--- Start Entries supplied ---
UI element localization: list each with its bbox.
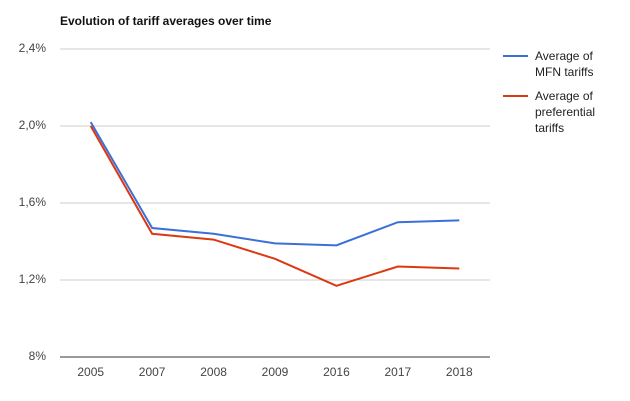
series-line xyxy=(89,125,460,287)
x-tick-label: 2008 xyxy=(200,365,227,379)
y-tick-label: 1,6% xyxy=(19,195,47,209)
x-tick-label: 2016 xyxy=(323,365,350,379)
series-line xyxy=(89,121,460,247)
x-tick-label: 2009 xyxy=(262,365,289,379)
y-tick-label: 2,0% xyxy=(19,118,47,132)
y-tick-label: 8% xyxy=(29,349,47,363)
legend-label: Average of MFN tariffs xyxy=(535,49,594,79)
x-tick-label: 2017 xyxy=(385,365,412,379)
x-tick-label: 2005 xyxy=(77,365,104,379)
legend-item: Average of MFN tariffs xyxy=(503,48,613,80)
x-tick-label: 2018 xyxy=(446,365,473,379)
legend-swatch xyxy=(503,55,528,57)
x-tick-label: 2007 xyxy=(139,365,166,379)
chart-title: Evolution of tariff averages over time xyxy=(60,14,272,28)
y-tick-label: 2,4% xyxy=(19,41,47,55)
legend-label: Average of preferential tariffs xyxy=(535,89,596,135)
legend-swatch xyxy=(503,95,528,97)
legend-item: Average of preferential tariffs xyxy=(503,88,613,136)
y-tick-label: 1,2% xyxy=(19,272,47,286)
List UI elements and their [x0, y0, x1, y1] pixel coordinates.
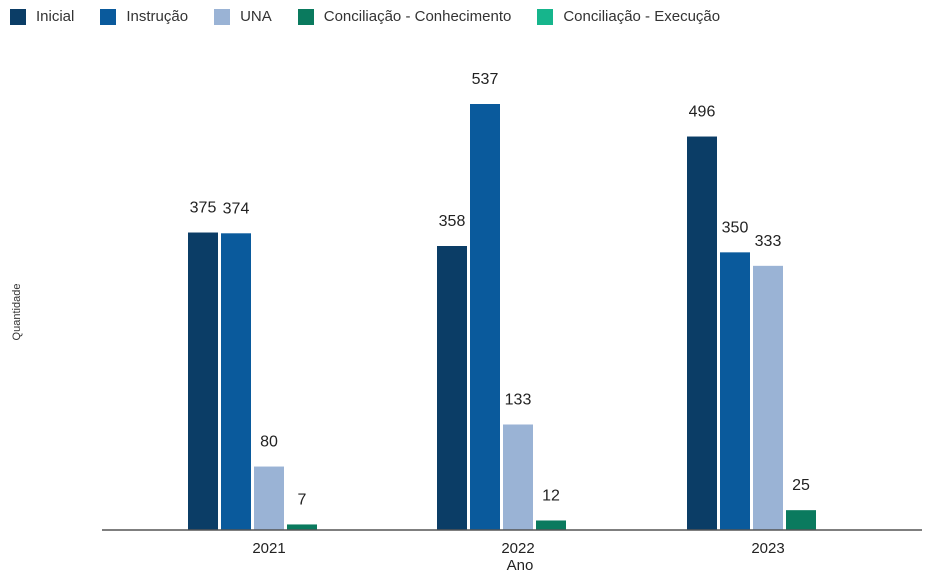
- bar-value-label: 7: [298, 491, 307, 508]
- bar: [753, 266, 783, 530]
- x-tick-label: 2022: [501, 540, 534, 557]
- bar-value-label: 333: [755, 233, 782, 250]
- bar-value-label: 133: [505, 391, 532, 408]
- x-tick-labels: 2021 2022 2023: [252, 540, 784, 557]
- bar-value-label: 25: [792, 477, 810, 494]
- bar-value-label: 496: [689, 104, 716, 121]
- bar: [503, 424, 533, 530]
- x-axis-title: Ano: [507, 557, 534, 572]
- bar-value-label: 374: [223, 200, 250, 217]
- bar-value-label: 537: [472, 71, 499, 88]
- x-tick-label: 2023: [751, 540, 784, 557]
- bar: [221, 233, 251, 530]
- bar: [786, 510, 816, 530]
- bar: [687, 137, 717, 530]
- bar-value-label: 358: [439, 213, 466, 230]
- bar-value-label: 80: [260, 434, 278, 451]
- bar: [254, 467, 284, 530]
- bar: [188, 233, 218, 530]
- bar: [536, 520, 566, 530]
- bar: [437, 246, 467, 530]
- y-axis-title: Quantidade: [11, 284, 23, 341]
- bar: [470, 104, 500, 530]
- bar-value-label: 375: [190, 200, 217, 217]
- bar-value-label: 350: [722, 219, 749, 236]
- bar-value-label: 12: [542, 487, 560, 504]
- bar: [720, 252, 750, 530]
- bar: [287, 524, 317, 530]
- x-tick-label: 2021: [252, 540, 285, 557]
- bars-layer: [188, 104, 816, 530]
--- End Entries supplied ---
Written exercise:
Can you write out all the records again, swapping "bar-value-label" for "value-label" and keeping everything else the same? Leave out the pictures.

Full solution:
UI element localization: list each with its bbox.
series-line xyxy=(89,125,460,287)
x-tick-label: 2008 xyxy=(200,365,227,379)
y-tick-label: 1,6% xyxy=(19,195,47,209)
x-tick-label: 2016 xyxy=(323,365,350,379)
series-line xyxy=(89,121,460,247)
x-tick-label: 2009 xyxy=(262,365,289,379)
y-tick-label: 2,0% xyxy=(19,118,47,132)
y-tick-label: 8% xyxy=(29,349,47,363)
legend-label: Average of MFN tariffs xyxy=(535,49,594,79)
x-tick-label: 2017 xyxy=(385,365,412,379)
x-tick-label: 2005 xyxy=(77,365,104,379)
legend-item: Average of MFN tariffs xyxy=(503,48,613,80)
x-tick-label: 2018 xyxy=(446,365,473,379)
legend-swatch xyxy=(503,55,528,57)
x-tick-label: 2007 xyxy=(139,365,166,379)
chart-title: Evolution of tariff averages over time xyxy=(60,14,272,28)
y-tick-label: 2,4% xyxy=(19,41,47,55)
legend-label: Average of preferential tariffs xyxy=(535,89,596,135)
legend-swatch xyxy=(503,95,528,97)
legend-item: Average of preferential tariffs xyxy=(503,88,613,136)
y-tick-label: 1,2% xyxy=(19,272,47,286)
List UI elements and their [x0, y0, x1, y1] pixel coordinates.
- value-label: 7: [298, 491, 307, 508]
- bar: [753, 266, 783, 530]
- x-tick-label: 2022: [501, 540, 534, 557]
- value-label: 333: [755, 233, 782, 250]
- value-label: 133: [505, 391, 532, 408]
- x-tick-labels: 2021 2022 2023: [252, 540, 784, 557]
- value-label: 25: [792, 477, 810, 494]
- value-label: 496: [689, 104, 716, 121]
- bar: [503, 424, 533, 530]
- x-axis-title: Ano: [507, 557, 534, 572]
- value-label: 374: [223, 200, 250, 217]
- value-label: 537: [472, 71, 499, 88]
- x-tick-label: 2023: [751, 540, 784, 557]
- bar: [221, 233, 251, 530]
- bar: [786, 510, 816, 530]
- bar: [687, 137, 717, 530]
- value-label: 358: [439, 213, 466, 230]
- value-label: 80: [260, 434, 278, 451]
- bar: [254, 467, 284, 530]
- bar: [188, 233, 218, 530]
- bar: [536, 520, 566, 530]
- bar: [437, 246, 467, 530]
- y-axis-title: Quantidade: [11, 284, 23, 341]
- bar: [470, 104, 500, 530]
- value-label: 375: [190, 200, 217, 217]
- value-label: 350: [722, 219, 749, 236]
- value-label: 12: [542, 487, 560, 504]
- bar: [720, 252, 750, 530]
- bar: [287, 524, 317, 530]
- x-tick-label: 2021: [252, 540, 285, 557]
- bars-layer: [188, 104, 816, 530]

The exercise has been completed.